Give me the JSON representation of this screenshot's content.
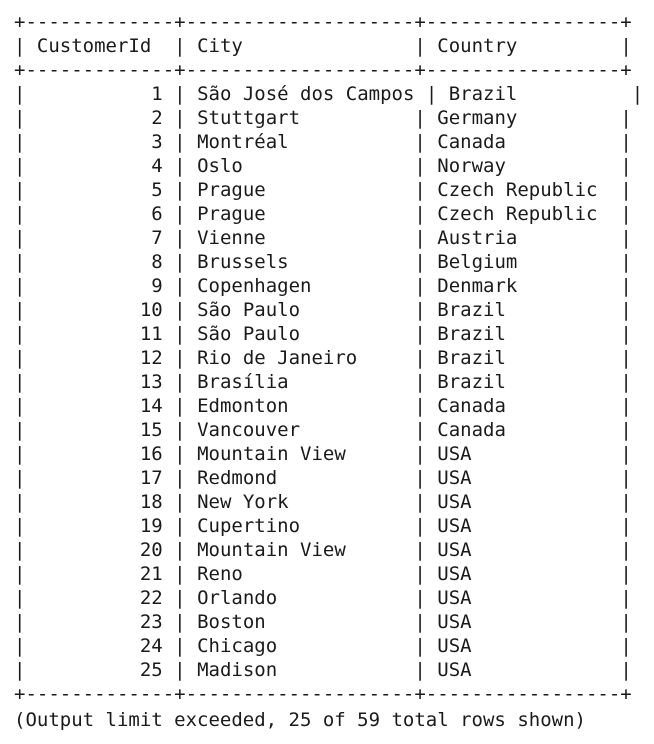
{
  "table": {
    "border": "+-------------+--------------------+-----------------+",
    "headers": [
      "CustomerId",
      "City",
      "Country"
    ],
    "rows": [
      [
        "1",
        "São José dos Campos",
        "Brazil"
      ],
      [
        "2",
        "Stuttgart",
        "Germany"
      ],
      [
        "3",
        "Montréal",
        "Canada"
      ],
      [
        "4",
        "Oslo",
        "Norway"
      ],
      [
        "5",
        "Prague",
        "Czech Republic"
      ],
      [
        "6",
        "Prague",
        "Czech Republic"
      ],
      [
        "7",
        "Vienne",
        "Austria"
      ],
      [
        "8",
        "Brussels",
        "Belgium"
      ],
      [
        "9",
        "Copenhagen",
        "Denmark"
      ],
      [
        "10",
        "São Paulo",
        "Brazil"
      ],
      [
        "11",
        "São Paulo",
        "Brazil"
      ],
      [
        "12",
        "Rio de Janeiro",
        "Brazil"
      ],
      [
        "13",
        "Brasília",
        "Brazil"
      ],
      [
        "14",
        "Edmonton",
        "Canada"
      ],
      [
        "15",
        "Vancouver",
        "Canada"
      ],
      [
        "16",
        "Mountain View",
        "USA"
      ],
      [
        "17",
        "Redmond",
        "USA"
      ],
      [
        "18",
        "New York",
        "USA"
      ],
      [
        "19",
        "Cupertino",
        "USA"
      ],
      [
        "20",
        "Mountain View",
        "USA"
      ],
      [
        "21",
        "Reno",
        "USA"
      ],
      [
        "22",
        "Orlando",
        "USA"
      ],
      [
        "23",
        "Boston",
        "USA"
      ],
      [
        "24",
        "Chicago",
        "USA"
      ],
      [
        "25",
        "Madison",
        "USA"
      ]
    ]
  },
  "footer": "(Output limit exceeded, 25 of 59 total rows shown)"
}
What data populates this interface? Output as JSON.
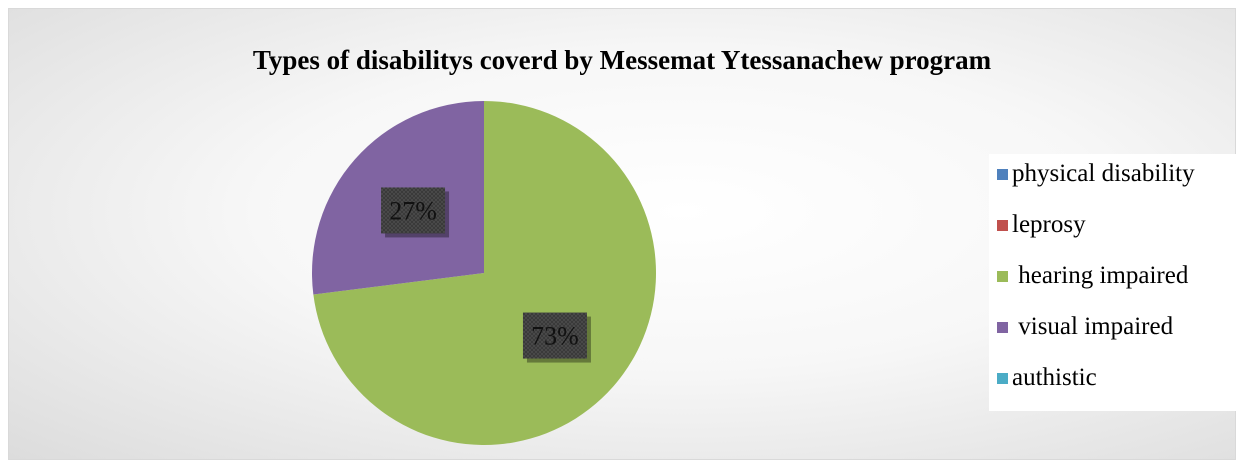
{
  "chart_data": {
    "type": "pie",
    "title": "Types of disabilitys coverd by Messemat Ytessanachew program",
    "legend_position": "right",
    "slices": [
      {
        "label": "physical disability",
        "value": 0,
        "color": "#4f81bd"
      },
      {
        "label": "leprosy",
        "value": 0,
        "color": "#c0504d"
      },
      {
        "label": " hearing impaired",
        "value": 73,
        "color": "#9bbb59"
      },
      {
        "label": " visual impaired",
        "value": 27,
        "color": "#8064a2"
      },
      {
        "label": "authistic",
        "value": 0,
        "color": "#4bacc6"
      }
    ],
    "data_labels": [
      "73%",
      "27%"
    ]
  }
}
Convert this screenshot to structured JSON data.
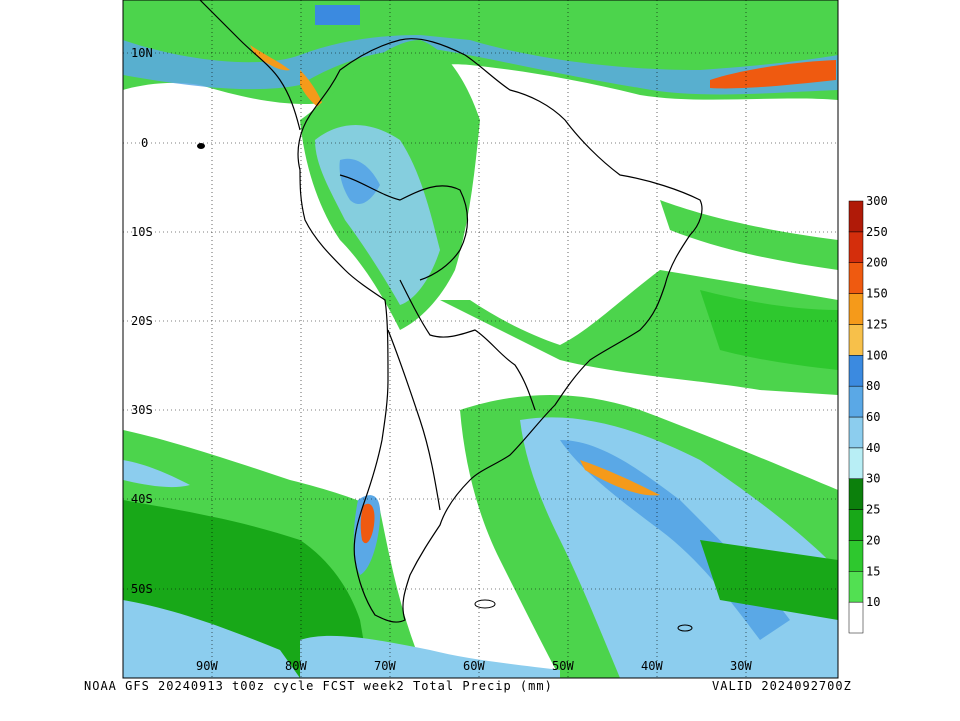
{
  "title_line": "NOAA GFS 20240913 t00z cycle FCST week2 Total Precip (mm)",
  "valid_line": "VALID 2024092700Z",
  "lat_labels": [
    "10N",
    "0",
    "10S",
    "20S",
    "30S",
    "40S",
    "50S"
  ],
  "lon_labels": [
    "90W",
    "80W",
    "70W",
    "60W",
    "50W",
    "40W",
    "30W"
  ],
  "colorbar": {
    "unit": "mm",
    "levels": [
      "10",
      "15",
      "20",
      "25",
      "30",
      "40",
      "60",
      "80",
      "100",
      "125",
      "150",
      "200",
      "250",
      "300"
    ],
    "colors": [
      "#ffffff",
      "#52e052",
      "#2ec82e",
      "#18a818",
      "#0c800c",
      "#b8eef5",
      "#8ccdee",
      "#5aa8e6",
      "#3b8ae0",
      "#f7c04a",
      "#f59a1a",
      "#ef5a10",
      "#d42e0c",
      "#b01a08"
    ]
  }
}
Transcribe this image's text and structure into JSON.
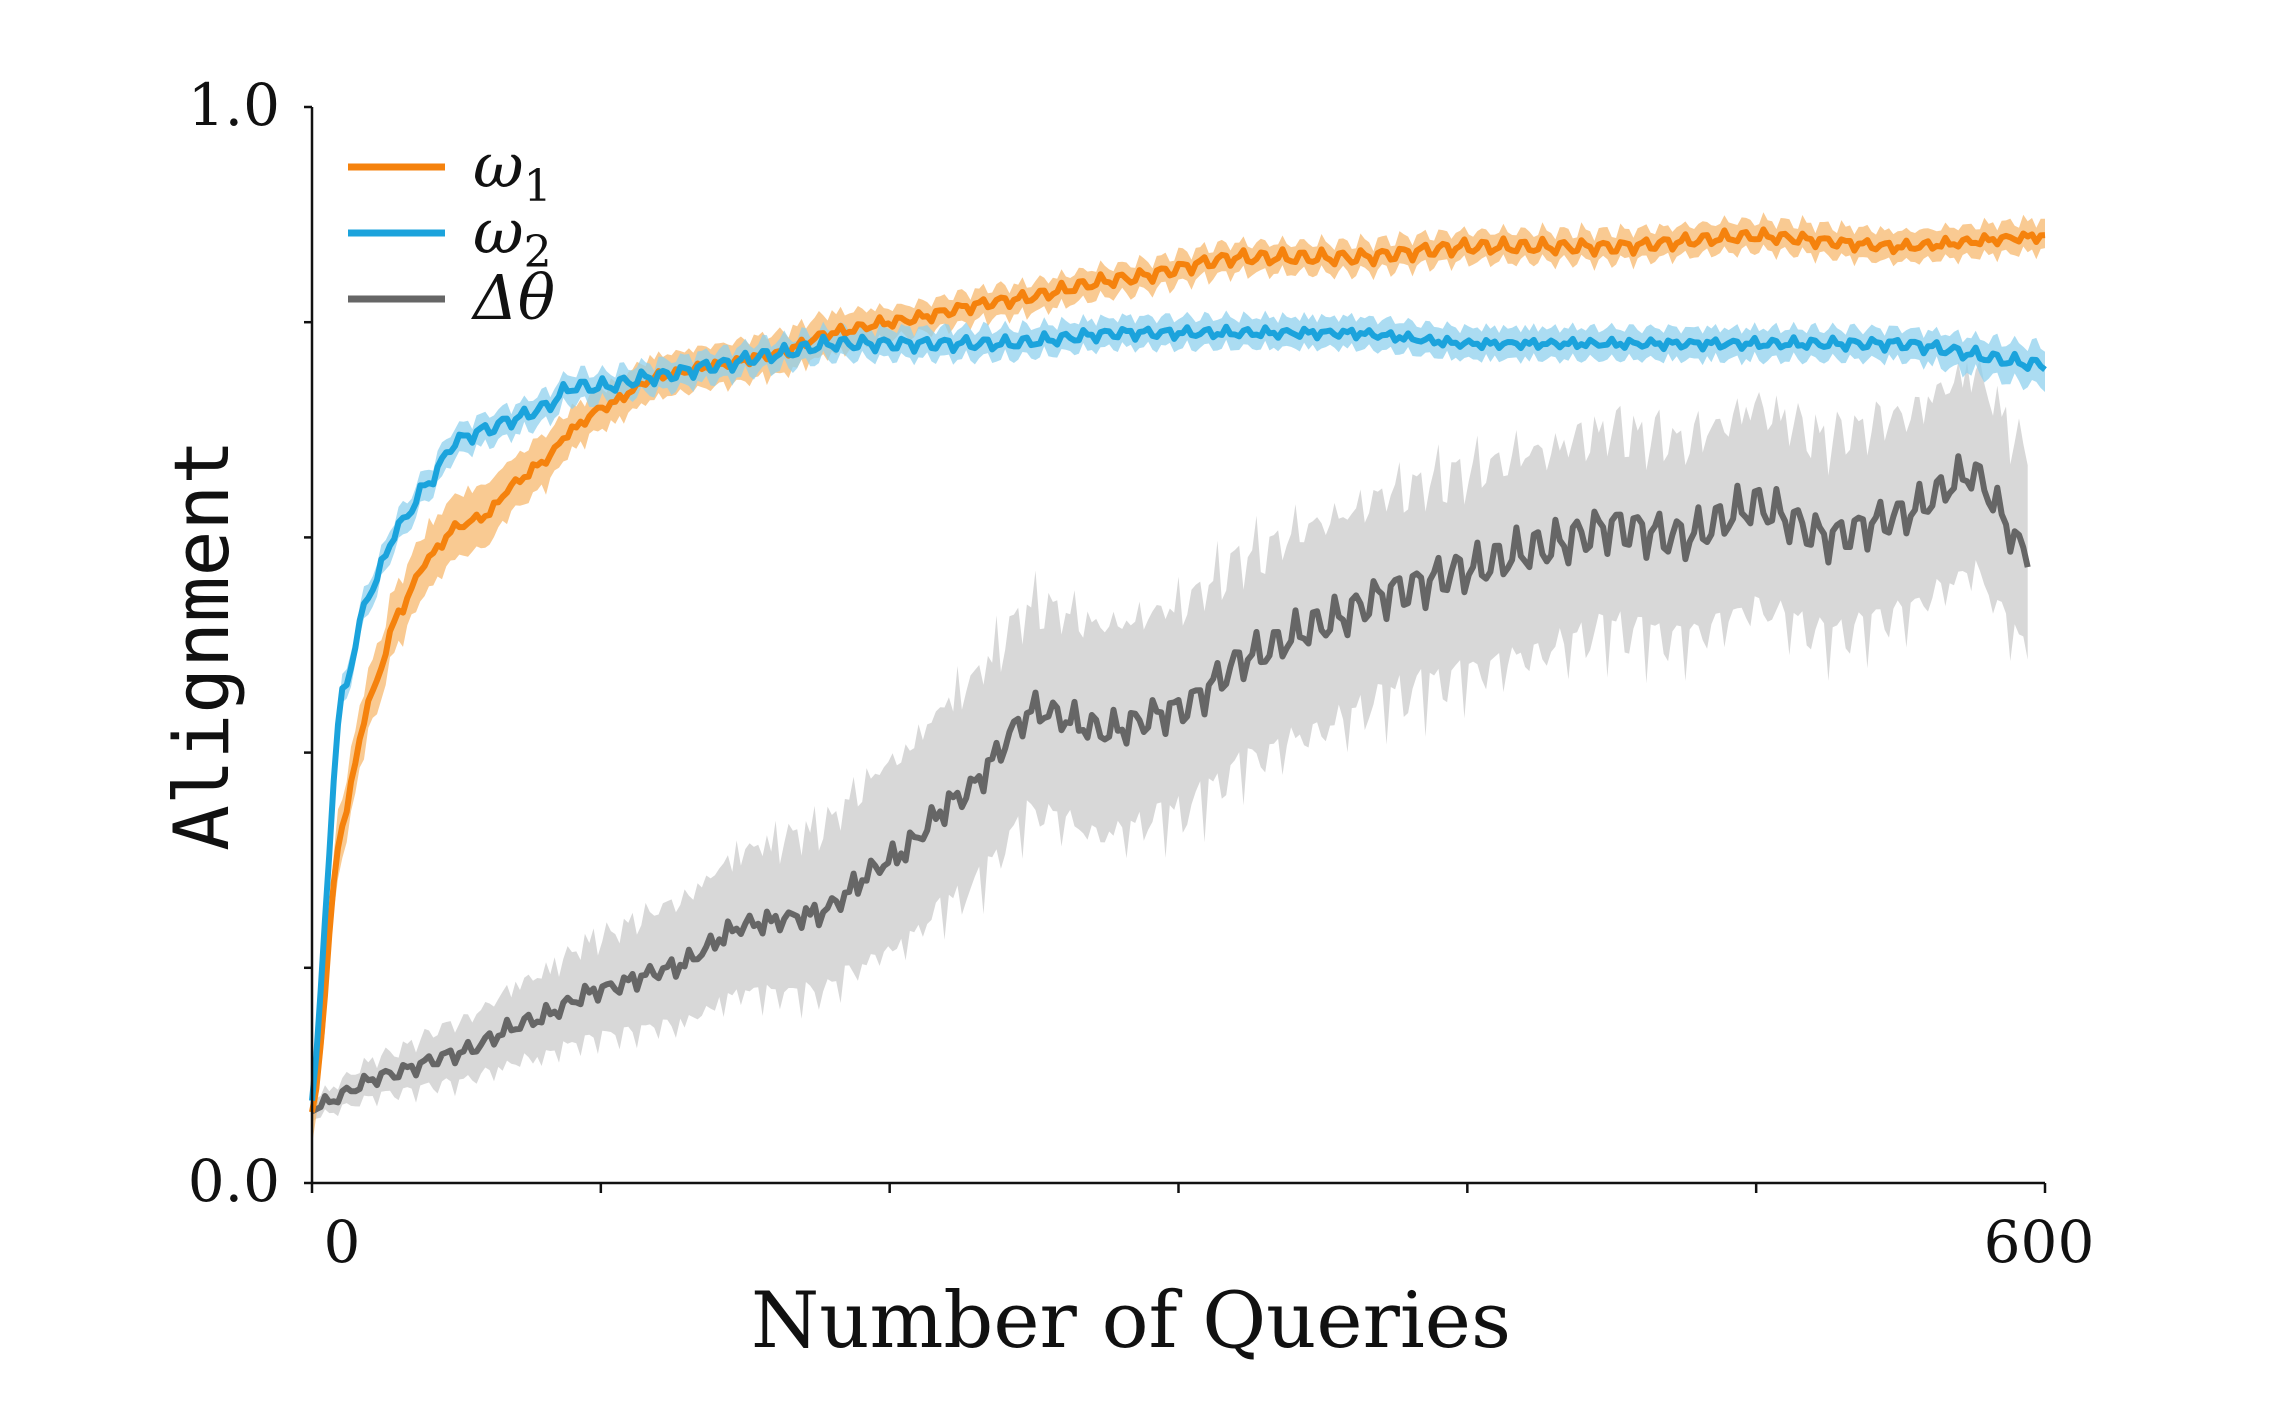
{
  "chart_data": {
    "type": "line",
    "xlabel": "Number of Queries",
    "ylabel": "Alignment",
    "xlim": [
      0,
      600
    ],
    "ylim": [
      0,
      1
    ],
    "xticks": [
      0,
      100,
      200,
      300,
      400,
      500,
      600
    ],
    "xtick_labels": [
      {
        "value": 0,
        "label": "0"
      },
      {
        "value": 600,
        "label": "600"
      }
    ],
    "yticks": [
      0,
      0.2,
      0.4,
      0.6,
      0.8,
      1.0
    ],
    "ytick_labels": [
      {
        "value": 0,
        "label": "0.0"
      },
      {
        "value": 1,
        "label": "1.0"
      }
    ],
    "legend": {
      "position": "top-left"
    },
    "series": [
      {
        "name": "ω1",
        "name_main": "ω",
        "name_sub": "1",
        "color": "#f5820d",
        "band_color": "#f7b86e",
        "x": [
          0,
          10,
          20,
          30,
          40,
          50,
          60,
          70,
          80,
          90,
          100,
          120,
          140,
          160,
          180,
          200,
          240,
          280,
          320,
          360,
          400,
          450,
          500,
          550,
          600
        ],
        "values": [
          0.06,
          0.33,
          0.45,
          0.53,
          0.58,
          0.61,
          0.62,
          0.65,
          0.67,
          0.7,
          0.72,
          0.75,
          0.76,
          0.77,
          0.79,
          0.8,
          0.82,
          0.84,
          0.86,
          0.86,
          0.87,
          0.87,
          0.88,
          0.87,
          0.88
        ],
        "band": [
          0.03,
          0.03,
          0.03,
          0.03,
          0.03,
          0.03,
          0.03,
          0.025,
          0.025,
          0.02,
          0.02,
          0.02,
          0.02,
          0.02,
          0.02,
          0.015,
          0.015,
          0.015,
          0.015,
          0.015,
          0.015,
          0.015,
          0.015,
          0.015,
          0.015
        ]
      },
      {
        "name": "ω2",
        "name_main": "ω",
        "name_sub": "2",
        "color": "#1ba3dc",
        "band_color": "#8fd0ee",
        "x": [
          0,
          10,
          20,
          30,
          40,
          50,
          60,
          70,
          80,
          90,
          100,
          120,
          140,
          160,
          180,
          200,
          240,
          280,
          320,
          360,
          400,
          450,
          500,
          550,
          600
        ],
        "values": [
          0.08,
          0.45,
          0.55,
          0.61,
          0.65,
          0.69,
          0.7,
          0.71,
          0.72,
          0.74,
          0.74,
          0.75,
          0.76,
          0.77,
          0.78,
          0.78,
          0.78,
          0.79,
          0.79,
          0.79,
          0.78,
          0.78,
          0.78,
          0.78,
          0.76
        ],
        "band": [
          0.02,
          0.015,
          0.015,
          0.015,
          0.015,
          0.015,
          0.015,
          0.015,
          0.015,
          0.015,
          0.015,
          0.015,
          0.015,
          0.015,
          0.015,
          0.015,
          0.015,
          0.015,
          0.015,
          0.015,
          0.015,
          0.015,
          0.015,
          0.015,
          0.02
        ]
      },
      {
        "name": "Δθ",
        "name_main": "Δθ",
        "name_sub": "",
        "color": "#666666",
        "band_color": "#d4d4d4",
        "x": [
          0,
          25,
          50,
          75,
          100,
          125,
          150,
          175,
          200,
          225,
          250,
          275,
          300,
          325,
          350,
          375,
          400,
          425,
          450,
          475,
          500,
          525,
          550,
          575,
          595
        ],
        "values": [
          0.07,
          0.1,
          0.12,
          0.15,
          0.18,
          0.2,
          0.24,
          0.25,
          0.3,
          0.36,
          0.44,
          0.42,
          0.44,
          0.49,
          0.52,
          0.55,
          0.57,
          0.59,
          0.61,
          0.6,
          0.63,
          0.6,
          0.62,
          0.66,
          0.58
        ],
        "band": [
          0.01,
          0.02,
          0.03,
          0.04,
          0.05,
          0.06,
          0.07,
          0.08,
          0.09,
          0.1,
          0.1,
          0.1,
          0.1,
          0.1,
          0.1,
          0.1,
          0.1,
          0.1,
          0.1,
          0.1,
          0.1,
          0.1,
          0.1,
          0.1,
          0.1
        ]
      }
    ]
  }
}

# TASK REQUIREMENTS
Using the material above, retype each entry exactly and omit the pictures.

# FINISHED ANSWER
Give me the JSON representation of this screenshot's content.
{
  "table": {
    "border": "+-------------+--------------------+-----------------+",
    "headers": [
      "CustomerId",
      "City",
      "Country"
    ],
    "rows": [
      [
        "1",
        "São José dos Campos",
        "Brazil"
      ],
      [
        "2",
        "Stuttgart",
        "Germany"
      ],
      [
        "3",
        "Montréal",
        "Canada"
      ],
      [
        "4",
        "Oslo",
        "Norway"
      ],
      [
        "5",
        "Prague",
        "Czech Republic"
      ],
      [
        "6",
        "Prague",
        "Czech Republic"
      ],
      [
        "7",
        "Vienne",
        "Austria"
      ],
      [
        "8",
        "Brussels",
        "Belgium"
      ],
      [
        "9",
        "Copenhagen",
        "Denmark"
      ],
      [
        "10",
        "São Paulo",
        "Brazil"
      ],
      [
        "11",
        "São Paulo",
        "Brazil"
      ],
      [
        "12",
        "Rio de Janeiro",
        "Brazil"
      ],
      [
        "13",
        "Brasília",
        "Brazil"
      ],
      [
        "14",
        "Edmonton",
        "Canada"
      ],
      [
        "15",
        "Vancouver",
        "Canada"
      ],
      [
        "16",
        "Mountain View",
        "USA"
      ],
      [
        "17",
        "Redmond",
        "USA"
      ],
      [
        "18",
        "New York",
        "USA"
      ],
      [
        "19",
        "Cupertino",
        "USA"
      ],
      [
        "20",
        "Mountain View",
        "USA"
      ],
      [
        "21",
        "Reno",
        "USA"
      ],
      [
        "22",
        "Orlando",
        "USA"
      ],
      [
        "23",
        "Boston",
        "USA"
      ],
      [
        "24",
        "Chicago",
        "USA"
      ],
      [
        "25",
        "Madison",
        "USA"
      ]
    ]
  },
  "footer": "(Output limit exceeded, 25 of 59 total rows shown)"
}
What data populates this interface? Output as JSON.
{
  "chart_data": {
    "type": "pie",
    "title": "Types of disabilitys coverd by Messemat Ytessanachew program",
    "legend_position": "right",
    "slices": [
      {
        "label": "physical disability",
        "value": 0,
        "color": "#4f81bd"
      },
      {
        "label": "leprosy",
        "value": 0,
        "color": "#c0504d"
      },
      {
        "label": " hearing impaired",
        "value": 73,
        "color": "#9bbb59"
      },
      {
        "label": " visual impaired",
        "value": 27,
        "color": "#8064a2"
      },
      {
        "label": "authistic",
        "value": 0,
        "color": "#4bacc6"
      }
    ],
    "data_labels": [
      "73%",
      "27%"
    ]
  }
}
Convert this screenshot to structured JSON data.
{
  "title_line": "NOAA GFS 20240913 t00z cycle FCST week2 Total Precip (mm)",
  "valid_line": "VALID 2024092700Z",
  "lat_labels": [
    "10N",
    "0",
    "10S",
    "20S",
    "30S",
    "40S",
    "50S"
  ],
  "lon_labels": [
    "90W",
    "80W",
    "70W",
    "60W",
    "50W",
    "40W",
    "30W"
  ],
  "colorbar": {
    "unit": "mm",
    "levels": [
      "10",
      "15",
      "20",
      "25",
      "30",
      "40",
      "60",
      "80",
      "100",
      "125",
      "150",
      "200",
      "250",
      "300"
    ],
    "colors": [
      "#ffffff",
      "#52e052",
      "#2ec82e",
      "#18a818",
      "#0c800c",
      "#b8eef5",
      "#8ccdee",
      "#5aa8e6",
      "#3b8ae0",
      "#f7c04a",
      "#f59a1a",
      "#ef5a10",
      "#d42e0c",
      "#b01a08"
    ]
  }
}
Transcribe this image's text and structure into JSON.
{
  "chart_data": {
    "type": "line",
    "xlabel": "Number of Queries",
    "ylabel": "Alignment",
    "xlim": [
      0,
      600
    ],
    "ylim": [
      0,
      1
    ],
    "xticks": [
      0,
      100,
      200,
      300,
      400,
      500,
      600
    ],
    "xtick_labels": [
      {
        "value": 0,
        "label": "0"
      },
      {
        "value": 600,
        "label": "600"
      }
    ],
    "yticks": [
      0,
      0.2,
      0.4,
      0.6,
      0.8,
      1.0
    ],
    "ytick_labels": [
      {
        "value": 0,
        "label": "0.0"
      },
      {
        "value": 1,
        "label": "1.0"
      }
    ],
    "legend": {
      "position": "top-left"
    },
    "series": [
      {
        "name": "ω1",
        "name_main": "ω",
        "name_sub": "1",
        "color": "#f5820d",
        "band_color": "#f7b86e",
        "x": [
          0,
          10,
          20,
          30,
          40,
          50,
          60,
          70,
          80,
          90,
          100,
          120,
          140,
          160,
          180,
          200,
          240,
          280,
          320,
          360,
          400,
          450,
          500,
          550,
          600
        ],
        "values": [
          0.06,
          0.33,
          0.45,
          0.53,
          0.58,
          0.61,
          0.62,
          0.65,
          0.67,
          0.7,
          0.72,
          0.75,
          0.76,
          0.77,
          0.79,
          0.8,
          0.82,
          0.84,
          0.86,
          0.86,
          0.87,
          0.87,
          0.88,
          0.87,
          0.88
        ],
        "band": [
          0.03,
          0.03,
          0.03,
          0.03,
          0.03,
          0.03,
          0.03,
          0.025,
          0.025,
          0.02,
          0.02,
          0.02,
          0.02,
          0.02,
          0.02,
          0.015,
          0.015,
          0.015,
          0.015,
          0.015,
          0.015,
          0.015,
          0.015,
          0.015,
          0.015
        ]
      },
      {
        "name": "ω2",
        "name_main": "ω",
        "name_sub": "2",
        "color": "#1ba3dc",
        "band_color": "#8fd0ee",
        "x": [
          0,
          10,
          20,
          30,
          40,
          50,
          60,
          70,
          80,
          90,
          100,
          120,
          140,
          160,
          180,
          200,
          240,
          280,
          320,
          360,
          400,
          450,
          500,
          550,
          600
        ],
        "values": [
          0.08,
          0.45,
          0.55,
          0.61,
          0.65,
          0.69,
          0.7,
          0.71,
          0.72,
          0.74,
          0.74,
          0.75,
          0.76,
          0.77,
          0.78,
          0.78,
          0.78,
          0.79,
          0.79,
          0.79,
          0.78,
          0.78,
          0.78,
          0.78,
          0.76
        ],
        "band": [
          0.02,
          0.015,
          0.015,
          0.015,
          0.015,
          0.015,
          0.015,
          0.015,
          0.015,
          0.015,
          0.015,
          0.015,
          0.015,
          0.015,
          0.015,
          0.015,
          0.015,
          0.015,
          0.015,
          0.015,
          0.015,
          0.015,
          0.015,
          0.015,
          0.02
        ]
      },
      {
        "name": "Δθ",
        "name_main": "Δθ",
        "name_sub": "",
        "color": "#666666",
        "band_color": "#d4d4d4",
        "x": [
          0,
          25,
          50,
          75,
          100,
          125,
          150,
          175,
          200,
          225,
          250,
          275,
          300,
          325,
          350,
          375,
          400,
          425,
          450,
          475,
          500,
          525,
          550,
          575,
          595
        ],
        "values": [
          0.07,
          0.1,
          0.12,
          0.15,
          0.18,
          0.2,
          0.24,
          0.25,
          0.3,
          0.36,
          0.44,
          0.42,
          0.44,
          0.49,
          0.52,
          0.55,
          0.57,
          0.59,
          0.61,
          0.6,
          0.63,
          0.6,
          0.62,
          0.66,
          0.58
        ],
        "band": [
          0.01,
          0.02,
          0.03,
          0.04,
          0.05,
          0.06,
          0.07,
          0.08,
          0.09,
          0.1,
          0.1,
          0.1,
          0.1,
          0.1,
          0.1,
          0.1,
          0.1,
          0.1,
          0.1,
          0.1,
          0.1,
          0.1,
          0.1,
          0.1,
          0.1
        ]
      }
    ]
  }
}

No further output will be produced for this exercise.